■ SOURCE PASSAGE ■
<<<<

AZD3965, a much newer type of drug that blocks MCT1 rectors on the surface of cells, is also under phase I clinical investigation, in this case as a treatment for many different types of cancer. MCT1 receptors ferry lactate – another source of energy – out of the cell. But when MCT1 is blocked and lactate accumulates, the cell stops using it to make energy.

Since the receptors targeted by phenformin and AZD3965 participate in energy production through two distinct pathways, blocking them both at once should dramatically disrupt the cellular power supply, leading to stress and ultimately cell death.

Faber’s team tested this idea by using mice seeded with MYCN-amplified neuroblastoma patient cells and found that animals treated with both drugs saw greater tumor shrinkage than animals given either drug alone, and the cocktail was well tolerated.

“The data we got with AZD3965 in combination with phenformin might get people to reconsider phenformin,” said study lead author Krista Dalton, M.Eng., a Ph.D. student in the VCU Philips Institute for Oral Health Research. “In combination, where we can use lower doses, phenformin might have better tolerability than it previously did on its own.”

Funding: Funding for this project was provided by the National Cancer Institute (R01CA215610-01) and Massey’s NCI Cancer Center Support Grant (P30 CA016059).

>>>>

■ WHAT TO DO ■
[a] Answer the following questions using the neuroblastoma drug passage, one answer per line:
(i) What do MCT1 receptors ferry out of the cell?
(ii) With what cells were the mice in the test by Faber's team seeded?
(iii) Who is named as the study lead author?
[b] From the neuroblastoma drug passage, list every code made up of both letters and digits.
[c] Write a continuation of the neuroblastoma drug passage, beginning after its final sentence.
The records that follow are drawn from a separate source and have no connection to the neuroblastoma drug passage.

■ DATASET ■

<<<<

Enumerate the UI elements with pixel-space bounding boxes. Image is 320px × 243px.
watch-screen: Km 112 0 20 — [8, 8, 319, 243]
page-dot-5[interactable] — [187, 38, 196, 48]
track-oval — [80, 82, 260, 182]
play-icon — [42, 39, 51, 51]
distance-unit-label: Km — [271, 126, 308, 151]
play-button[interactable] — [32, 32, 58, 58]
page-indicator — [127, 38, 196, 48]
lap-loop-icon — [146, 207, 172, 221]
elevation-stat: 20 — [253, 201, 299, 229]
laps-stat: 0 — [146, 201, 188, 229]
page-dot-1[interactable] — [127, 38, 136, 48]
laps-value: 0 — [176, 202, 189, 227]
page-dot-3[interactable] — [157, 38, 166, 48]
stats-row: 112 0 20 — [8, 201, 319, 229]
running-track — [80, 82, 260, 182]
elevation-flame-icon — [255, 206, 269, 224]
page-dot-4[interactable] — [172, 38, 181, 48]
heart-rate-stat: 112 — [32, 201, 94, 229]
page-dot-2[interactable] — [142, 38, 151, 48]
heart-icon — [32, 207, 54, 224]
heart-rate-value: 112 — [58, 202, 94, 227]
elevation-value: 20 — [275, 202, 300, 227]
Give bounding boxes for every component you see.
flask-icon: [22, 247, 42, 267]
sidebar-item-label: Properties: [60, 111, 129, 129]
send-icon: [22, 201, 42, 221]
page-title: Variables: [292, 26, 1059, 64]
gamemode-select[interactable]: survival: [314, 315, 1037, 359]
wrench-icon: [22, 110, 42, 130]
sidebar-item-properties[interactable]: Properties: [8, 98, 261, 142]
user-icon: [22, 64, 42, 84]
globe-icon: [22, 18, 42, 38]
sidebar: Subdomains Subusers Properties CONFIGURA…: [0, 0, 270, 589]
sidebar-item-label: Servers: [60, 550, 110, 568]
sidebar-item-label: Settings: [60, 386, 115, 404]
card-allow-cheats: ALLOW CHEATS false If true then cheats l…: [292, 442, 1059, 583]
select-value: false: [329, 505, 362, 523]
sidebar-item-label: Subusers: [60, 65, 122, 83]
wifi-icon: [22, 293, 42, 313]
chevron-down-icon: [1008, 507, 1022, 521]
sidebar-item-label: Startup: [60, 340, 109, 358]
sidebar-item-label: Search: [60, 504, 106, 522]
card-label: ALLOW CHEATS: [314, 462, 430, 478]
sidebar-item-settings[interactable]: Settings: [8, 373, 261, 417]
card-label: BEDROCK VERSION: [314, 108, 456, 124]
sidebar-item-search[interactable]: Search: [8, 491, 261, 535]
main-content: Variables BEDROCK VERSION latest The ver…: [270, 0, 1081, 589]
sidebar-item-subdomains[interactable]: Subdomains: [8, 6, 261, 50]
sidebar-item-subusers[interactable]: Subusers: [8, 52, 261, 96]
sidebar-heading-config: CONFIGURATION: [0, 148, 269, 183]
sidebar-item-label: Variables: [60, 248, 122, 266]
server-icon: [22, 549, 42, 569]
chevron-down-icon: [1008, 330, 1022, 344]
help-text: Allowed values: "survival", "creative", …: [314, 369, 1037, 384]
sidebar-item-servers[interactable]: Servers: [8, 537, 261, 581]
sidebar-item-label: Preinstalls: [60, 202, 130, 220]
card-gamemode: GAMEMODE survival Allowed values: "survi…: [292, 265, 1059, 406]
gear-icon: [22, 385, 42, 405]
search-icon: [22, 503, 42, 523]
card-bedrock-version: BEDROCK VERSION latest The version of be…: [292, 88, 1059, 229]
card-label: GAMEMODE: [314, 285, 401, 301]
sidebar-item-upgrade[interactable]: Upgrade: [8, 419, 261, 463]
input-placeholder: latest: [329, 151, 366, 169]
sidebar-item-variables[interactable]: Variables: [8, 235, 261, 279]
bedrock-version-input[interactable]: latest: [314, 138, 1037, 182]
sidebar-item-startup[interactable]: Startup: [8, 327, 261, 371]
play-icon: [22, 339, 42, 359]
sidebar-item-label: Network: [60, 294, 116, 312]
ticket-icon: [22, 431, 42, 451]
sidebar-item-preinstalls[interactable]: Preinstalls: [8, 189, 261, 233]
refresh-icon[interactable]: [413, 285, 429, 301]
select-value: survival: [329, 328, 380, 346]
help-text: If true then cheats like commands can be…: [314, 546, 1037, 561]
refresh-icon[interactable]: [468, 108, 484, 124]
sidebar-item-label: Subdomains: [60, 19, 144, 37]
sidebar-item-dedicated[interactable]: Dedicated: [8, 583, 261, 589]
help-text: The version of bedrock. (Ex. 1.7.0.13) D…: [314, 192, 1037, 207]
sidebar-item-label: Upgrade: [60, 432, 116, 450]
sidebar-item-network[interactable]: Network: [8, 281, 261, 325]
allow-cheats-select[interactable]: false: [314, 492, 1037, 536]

>>>>

■ ANSWERS GIVEN ■
[a]
(i) Lactate
(ii) MYCN-amplified neuroblastoma patient cells
(iii) Krista Dalton

[b]
AZD3965
MCT1
R01CA215610-01
P30 CA016059

[c]
Additional authors on the study include VCU researchers Timothy Lochmann, Ph.D., Konstantinos Floros, Ph.D., Marissa Calbert, Richard Kurupi, M.S., Sosipatros Boikos, M.D., member of Massey’s Developmental Therapeutics research program, Mikhail Dozmorov, Ph.D., member of Massey’s Cancer Biology research program, Sivapriya Ramamoorthy, Ph.D., Madhavi Puchalapalli, M.S., Bin Hu, Lisa Shock, Ph.D., Cancer Biology member at Massey, Jennifer Koblinski, Ph.D., director of the Cancer Mouse Models Core and Cancer Biology member at Massey; Giovanna Stein, Joseph McClanaghan, Ellen Murchie, Regina Egan, Patricia Greninger, and Cyril Benes, Ph.D., of Harvard Medical School; and John Glod, M.D., Ph.D., of the National Cancer Institute.

About this brain cancer research news

Source: Virginia Commonwealth University
Contact: Erin Hare – Virginia Commonwealth University
Image: The image is in the public domain

Original Research: Closed access.
Catastrophic ATP loss underlies a metabolic combination therapy tailored for MYCN-amplified neuroblastoma” by Anthony Faber et al. PNAS


Abstract

Catastrophic ATP loss underlies a metabolic combination therapy tailored for MYCN-amplified neuroblastoma

MYCN-amplified neuroblastoma is a lethal subset of pediatric cancer. MYCN drives numerous effects in the cell, including metabolic changes that are critical for oncogenesis.

The understanding that both compensatory pathways and intrinsic redundancy in cell systems exists implies that the use of combination therapies for effective and durable responses is necessary. Additionally, the most effective targeted therapies exploit an “Achilles’ heel” and are tailored to the genetics of the cancer under study.

We performed an unbiased screen on select metabolic targeted therapy combinations and correlated sensitivity with over 20 subsets of cancer.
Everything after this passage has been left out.